▶ _Problem requirements_: Below is a block of records; reproduce all of them exactly and leave out any pictures.
# START OF Material for this task
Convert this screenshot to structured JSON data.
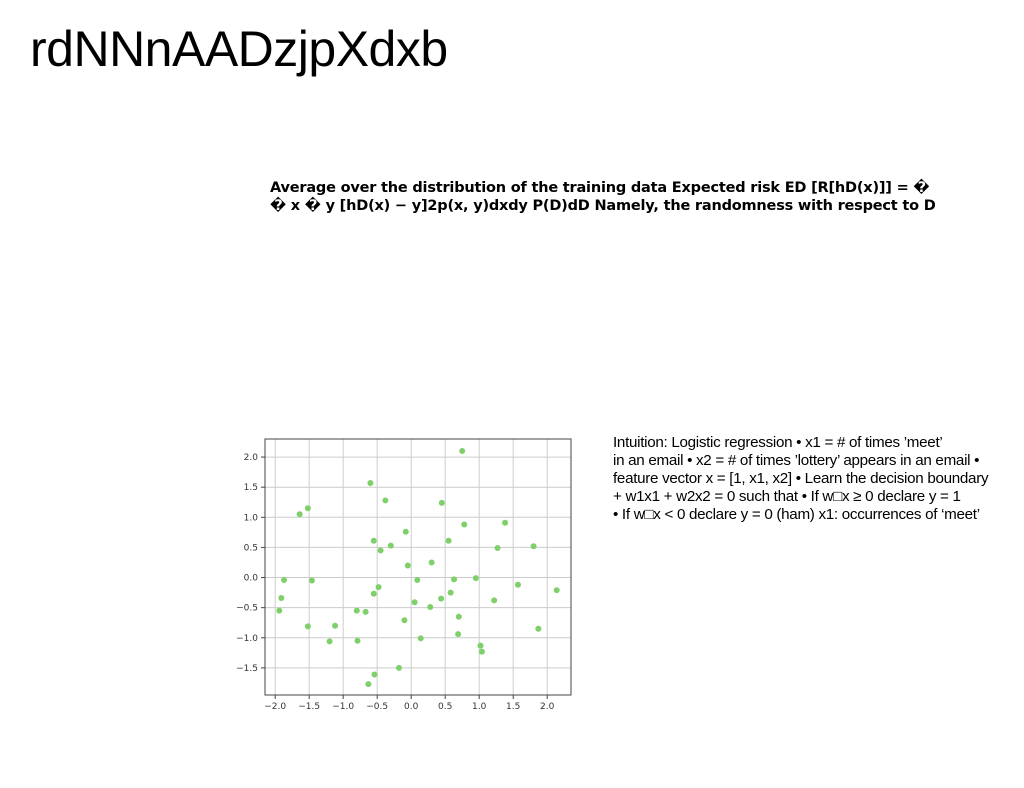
{
  "slide": {
    "title": "rdNNnAADzjpXdxb",
    "risk_text": [
      "Average over the distribution of the training data Expected risk ED [R[hD(x)]] = �",
      "� x � y [hD(x) − y]2p(x, y)dxdy P(D)dD Namely, the randomness with respect to D"
    ],
    "intuition_text": [
      "Intuition: Logistic regression • x1 = # of times ’meet’",
      "in an email • x2 = # of times ’lottery’ appears in an email •",
      "feature vector x = [1, x1, x2] • Learn the decision boundary",
      "+ w1x1 + w2x2 = 0 such that • If w□x ≥ 0 declare y = 1",
      "• If w□x < 0 declare y = 0 (ham) x1: occurrences of ‘meet’"
    ]
  },
  "colors": {
    "points": "#7fcf6a",
    "grid": "#cccccc",
    "axes": "#444444"
  },
  "chart_data": {
    "type": "scatter",
    "title": "",
    "xlabel": "",
    "ylabel": "",
    "xlim": [
      -2.15,
      2.35
    ],
    "ylim": [
      -1.95,
      2.3
    ],
    "grid": true,
    "x_ticks": [
      -2.0,
      -1.5,
      -1.0,
      -0.5,
      0.0,
      0.5,
      1.0,
      1.5,
      2.0
    ],
    "y_ticks": [
      2.0,
      1.5,
      1.0,
      0.5,
      0.0,
      -0.5,
      -1.0,
      -1.5
    ],
    "x_tick_labels": [
      "−2.0",
      "−1.5",
      "−1.0",
      "−0.5",
      "0.0",
      "0.5",
      "1.0",
      "1.5",
      "2.0"
    ],
    "y_tick_labels": [
      "2.0",
      "1.5",
      "1.0",
      "0.5",
      "0.0",
      "−0.5",
      "−1.0",
      "−1.5"
    ],
    "points": [
      {
        "x": 0.75,
        "y": 2.1
      },
      {
        "x": -0.6,
        "y": 1.57
      },
      {
        "x": -0.38,
        "y": 1.28
      },
      {
        "x": 0.45,
        "y": 1.24
      },
      {
        "x": -1.52,
        "y": 1.15
      },
      {
        "x": -1.64,
        "y": 1.05
      },
      {
        "x": 1.38,
        "y": 0.91
      },
      {
        "x": 0.78,
        "y": 0.88
      },
      {
        "x": -0.08,
        "y": 0.76
      },
      {
        "x": -0.55,
        "y": 0.61
      },
      {
        "x": 0.55,
        "y": 0.61
      },
      {
        "x": -0.3,
        "y": 0.53
      },
      {
        "x": 1.8,
        "y": 0.52
      },
      {
        "x": 1.27,
        "y": 0.49
      },
      {
        "x": -0.45,
        "y": 0.45
      },
      {
        "x": 0.3,
        "y": 0.25
      },
      {
        "x": -0.05,
        "y": 0.2
      },
      {
        "x": -1.87,
        "y": -0.04
      },
      {
        "x": -1.46,
        "y": -0.05
      },
      {
        "x": 0.09,
        "y": -0.04
      },
      {
        "x": 0.63,
        "y": -0.03
      },
      {
        "x": 0.95,
        "y": -0.01
      },
      {
        "x": 1.57,
        "y": -0.12
      },
      {
        "x": -0.48,
        "y": -0.16
      },
      {
        "x": 2.14,
        "y": -0.21
      },
      {
        "x": 0.58,
        "y": -0.25
      },
      {
        "x": -0.55,
        "y": -0.27
      },
      {
        "x": -1.91,
        "y": -0.34
      },
      {
        "x": 0.44,
        "y": -0.35
      },
      {
        "x": 1.22,
        "y": -0.38
      },
      {
        "x": 0.05,
        "y": -0.41
      },
      {
        "x": 0.28,
        "y": -0.49
      },
      {
        "x": -1.94,
        "y": -0.55
      },
      {
        "x": -0.8,
        "y": -0.55
      },
      {
        "x": -0.67,
        "y": -0.57
      },
      {
        "x": 0.7,
        "y": -0.65
      },
      {
        "x": -0.1,
        "y": -0.71
      },
      {
        "x": -1.52,
        "y": -0.81
      },
      {
        "x": -1.12,
        "y": -0.8
      },
      {
        "x": 1.87,
        "y": -0.85
      },
      {
        "x": 0.69,
        "y": -0.94
      },
      {
        "x": 0.14,
        "y": -1.01
      },
      {
        "x": -0.79,
        "y": -1.05
      },
      {
        "x": -1.2,
        "y": -1.06
      },
      {
        "x": 1.02,
        "y": -1.13
      },
      {
        "x": 1.04,
        "y": -1.23
      },
      {
        "x": -0.18,
        "y": -1.5
      },
      {
        "x": -0.54,
        "y": -1.61
      },
      {
        "x": -0.63,
        "y": -1.77
      }
    ]
  }
}
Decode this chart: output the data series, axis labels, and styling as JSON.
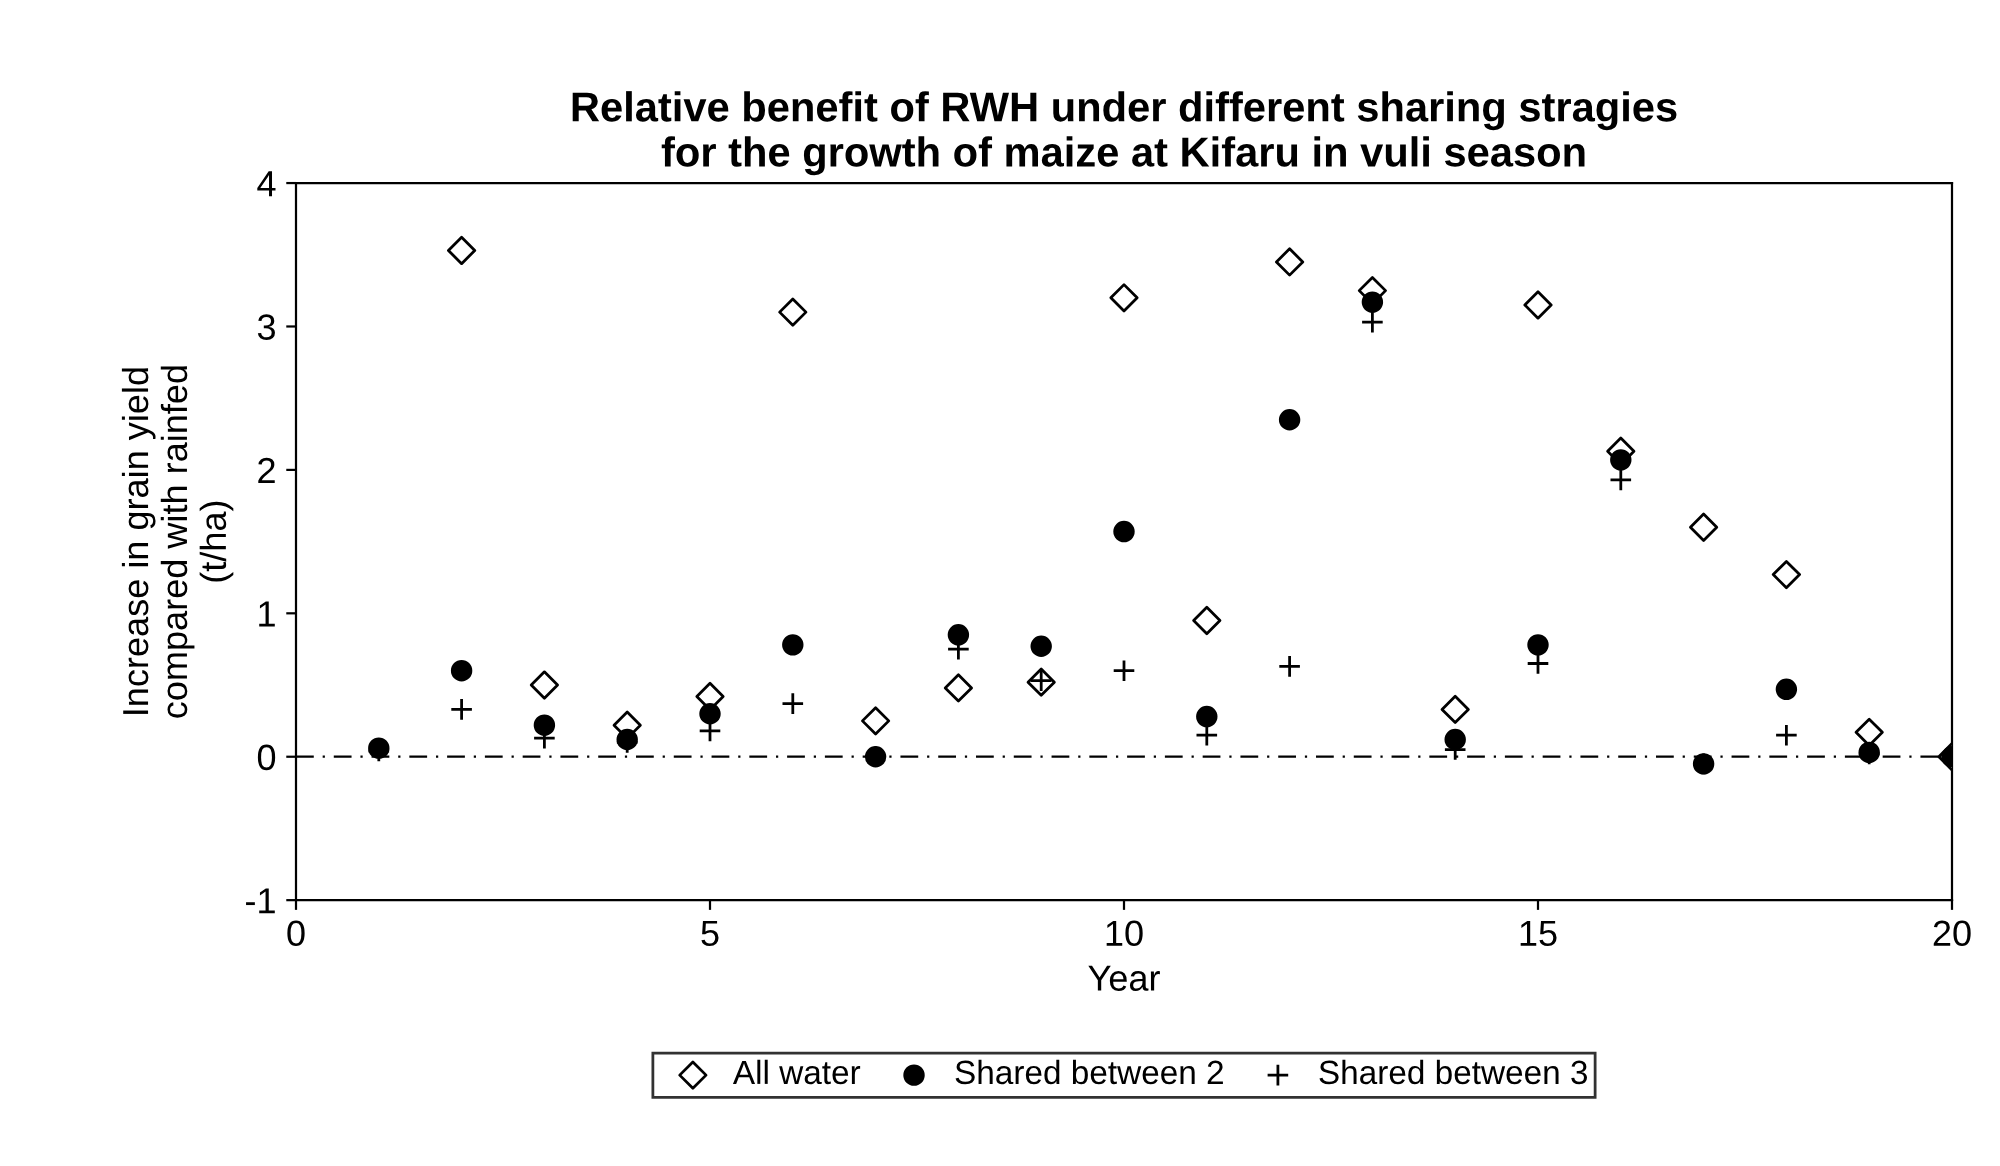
{
  "chart_data": {
    "type": "scatter",
    "title": "Relative benefit of RWH under different sharing stragies\nfor the growth of maize at Kifaru in vuli season",
    "xlabel": "Year",
    "ylabel": "Increase in grain yield\ncompared with rainfed\n(t/ha)",
    "x": [
      1,
      2,
      3,
      4,
      5,
      6,
      7,
      8,
      9,
      10,
      11,
      12,
      13,
      14,
      15,
      16,
      17,
      18,
      19,
      20
    ],
    "series": [
      {
        "name": "All water",
        "color": "#000000",
        "marker": "diamond",
        "values": [
          null,
          3.53,
          0.5,
          0.22,
          0.42,
          3.1,
          0.25,
          0.48,
          0.52,
          3.2,
          0.95,
          3.45,
          3.25,
          0.33,
          3.15,
          2.13,
          1.6,
          1.27,
          0.17,
          0
        ]
      },
      {
        "name": "Shared between 2",
        "color": "#000000",
        "marker": "circle",
        "values": [
          0.06,
          0.6,
          0.22,
          0.12,
          0.3,
          0.78,
          0,
          0.85,
          0.77,
          1.57,
          0.28,
          2.35,
          3.17,
          0.12,
          0.78,
          2.07,
          -0.05,
          0.47,
          0.03,
          0
        ]
      },
      {
        "name": "Shared between 3",
        "color": "#000000",
        "marker": "cross",
        "values": [
          0.04,
          0.33,
          0.13,
          0.1,
          0.18,
          0.37,
          0,
          0.75,
          0.53,
          0.6,
          0.15,
          0.63,
          3.03,
          0.05,
          0.65,
          1.93,
          -0.05,
          0.15,
          0.02,
          0
        ]
      }
    ],
    "xlim": [
      0,
      20
    ],
    "xticks": [
      0,
      5,
      10,
      15,
      20
    ],
    "ylim": [
      -1,
      4
    ],
    "yticks": [
      -1,
      0,
      1,
      2,
      3,
      4
    ],
    "ref_lines": [
      {
        "axis": "y",
        "value": 0,
        "label": null,
        "color": "#000000",
        "line_style": "dashed"
      }
    ],
    "grid": false,
    "legend": "bottom"
  }
}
# END OF Material for this task
▶ _Written solution_:
Convert this screenshot to structured JSON data.
{
  "slide": {
    "title": "rdNNnAADzjpXdxb",
    "risk_text": [
      "Average over the distribution of the training data Expected risk ED [R[hD(x)]] = �",
      "� x � y [hD(x) − y]2p(x, y)dxdy P(D)dD Namely, the randomness with respect to D"
    ],
    "intuition_text": [
      "Intuition: Logistic regression • x1 = # of times ’meet’",
      "in an email • x2 = # of times ’lottery’ appears in an email •",
      "feature vector x = [1, x1, x2] • Learn the decision boundary",
      "+ w1x1 + w2x2 = 0 such that • If w□x ≥ 0 declare y = 1",
      "• If w□x < 0 declare y = 0 (ham) x1: occurrences of ‘meet’"
    ]
  },
  "colors": {
    "points": "#7fcf6a",
    "grid": "#cccccc",
    "axes": "#444444"
  },
  "chart_data": {
    "type": "scatter",
    "title": "",
    "xlabel": "",
    "ylabel": "",
    "xlim": [
      -2.15,
      2.35
    ],
    "ylim": [
      -1.95,
      2.3
    ],
    "grid": true,
    "x_ticks": [
      -2.0,
      -1.5,
      -1.0,
      -0.5,
      0.0,
      0.5,
      1.0,
      1.5,
      2.0
    ],
    "y_ticks": [
      2.0,
      1.5,
      1.0,
      0.5,
      0.0,
      -0.5,
      -1.0,
      -1.5
    ],
    "x_tick_labels": [
      "−2.0",
      "−1.5",
      "−1.0",
      "−0.5",
      "0.0",
      "0.5",
      "1.0",
      "1.5",
      "2.0"
    ],
    "y_tick_labels": [
      "2.0",
      "1.5",
      "1.0",
      "0.5",
      "0.0",
      "−0.5",
      "−1.0",
      "−1.5"
    ],
    "points": [
      {
        "x": 0.75,
        "y": 2.1
      },
      {
        "x": -0.6,
        "y": 1.57
      },
      {
        "x": -0.38,
        "y": 1.28
      },
      {
        "x": 0.45,
        "y": 1.24
      },
      {
        "x": -1.52,
        "y": 1.15
      },
      {
        "x": -1.64,
        "y": 1.05
      },
      {
        "x": 1.38,
        "y": 0.91
      },
      {
        "x": 0.78,
        "y": 0.88
      },
      {
        "x": -0.08,
        "y": 0.76
      },
      {
        "x": -0.55,
        "y": 0.61
      },
      {
        "x": 0.55,
        "y": 0.61
      },
      {
        "x": -0.3,
        "y": 0.53
      },
      {
        "x": 1.8,
        "y": 0.52
      },
      {
        "x": 1.27,
        "y": 0.49
      },
      {
        "x": -0.45,
        "y": 0.45
      },
      {
        "x": 0.3,
        "y": 0.25
      },
      {
        "x": -0.05,
        "y": 0.2
      },
      {
        "x": -1.87,
        "y": -0.04
      },
      {
        "x": -1.46,
        "y": -0.05
      },
      {
        "x": 0.09,
        "y": -0.04
      },
      {
        "x": 0.63,
        "y": -0.03
      },
      {
        "x": 0.95,
        "y": -0.01
      },
      {
        "x": 1.57,
        "y": -0.12
      },
      {
        "x": -0.48,
        "y": -0.16
      },
      {
        "x": 2.14,
        "y": -0.21
      },
      {
        "x": 0.58,
        "y": -0.25
      },
      {
        "x": -0.55,
        "y": -0.27
      },
      {
        "x": -1.91,
        "y": -0.34
      },
      {
        "x": 0.44,
        "y": -0.35
      },
      {
        "x": 1.22,
        "y": -0.38
      },
      {
        "x": 0.05,
        "y": -0.41
      },
      {
        "x": 0.28,
        "y": -0.49
      },
      {
        "x": -1.94,
        "y": -0.55
      },
      {
        "x": -0.8,
        "y": -0.55
      },
      {
        "x": -0.67,
        "y": -0.57
      },
      {
        "x": 0.7,
        "y": -0.65
      },
      {
        "x": -0.1,
        "y": -0.71
      },
      {
        "x": -1.52,
        "y": -0.81
      },
      {
        "x": -1.12,
        "y": -0.8
      },
      {
        "x": 1.87,
        "y": -0.85
      },
      {
        "x": 0.69,
        "y": -0.94
      },
      {
        "x": 0.14,
        "y": -1.01
      },
      {
        "x": -0.79,
        "y": -1.05
      },
      {
        "x": -1.2,
        "y": -1.06
      },
      {
        "x": 1.02,
        "y": -1.13
      },
      {
        "x": 1.04,
        "y": -1.23
      },
      {
        "x": -0.18,
        "y": -1.5
      },
      {
        "x": -0.54,
        "y": -1.61
      },
      {
        "x": -0.63,
        "y": -1.77
      }
    ]
  }
}
Decode this chart: output the data series, axis labels, and styling as JSON.
{
  "chart_data": {
    "type": "scatter",
    "title": "Relative benefit of RWH under different sharing stragies\nfor the growth of maize at Kifaru in vuli season",
    "xlabel": "Year",
    "ylabel": "Increase in grain yield\ncompared with rainfed\n(t/ha)",
    "x": [
      1,
      2,
      3,
      4,
      5,
      6,
      7,
      8,
      9,
      10,
      11,
      12,
      13,
      14,
      15,
      16,
      17,
      18,
      19,
      20
    ],
    "series": [
      {
        "name": "All water",
        "color": "#000000",
        "marker": "diamond",
        "values": [
          null,
          3.53,
          0.5,
          0.22,
          0.42,
          3.1,
          0.25,
          0.48,
          0.52,
          3.2,
          0.95,
          3.45,
          3.25,
          0.33,
          3.15,
          2.13,
          1.6,
          1.27,
          0.17,
          0
        ]
      },
      {
        "name": "Shared between 2",
        "color": "#000000",
        "marker": "circle",
        "values": [
          0.06,
          0.6,
          0.22,
          0.12,
          0.3,
          0.78,
          0,
          0.85,
          0.77,
          1.57,
          0.28,
          2.35,
          3.17,
          0.12,
          0.78,
          2.07,
          -0.05,
          0.47,
          0.03,
          0
        ]
      },
      {
        "name": "Shared between 3",
        "color": "#000000",
        "marker": "cross",
        "values": [
          0.04,
          0.33,
          0.13,
          0.1,
          0.18,
          0.37,
          0,
          0.75,
          0.53,
          0.6,
          0.15,
          0.63,
          3.03,
          0.05,
          0.65,
          1.93,
          -0.05,
          0.15,
          0.02,
          0
        ]
      }
    ],
    "xlim": [
      0,
      20
    ],
    "xticks": [
      0,
      5,
      10,
      15,
      20
    ],
    "ylim": [
      -1,
      4
    ],
    "yticks": [
      -1,
      0,
      1,
      2,
      3,
      4
    ],
    "ref_lines": [
      {
        "axis": "y",
        "value": 0,
        "label": null,
        "color": "#000000",
        "line_style": "dashed"
      }
    ],
    "grid": false,
    "legend": "bottom"
  }
}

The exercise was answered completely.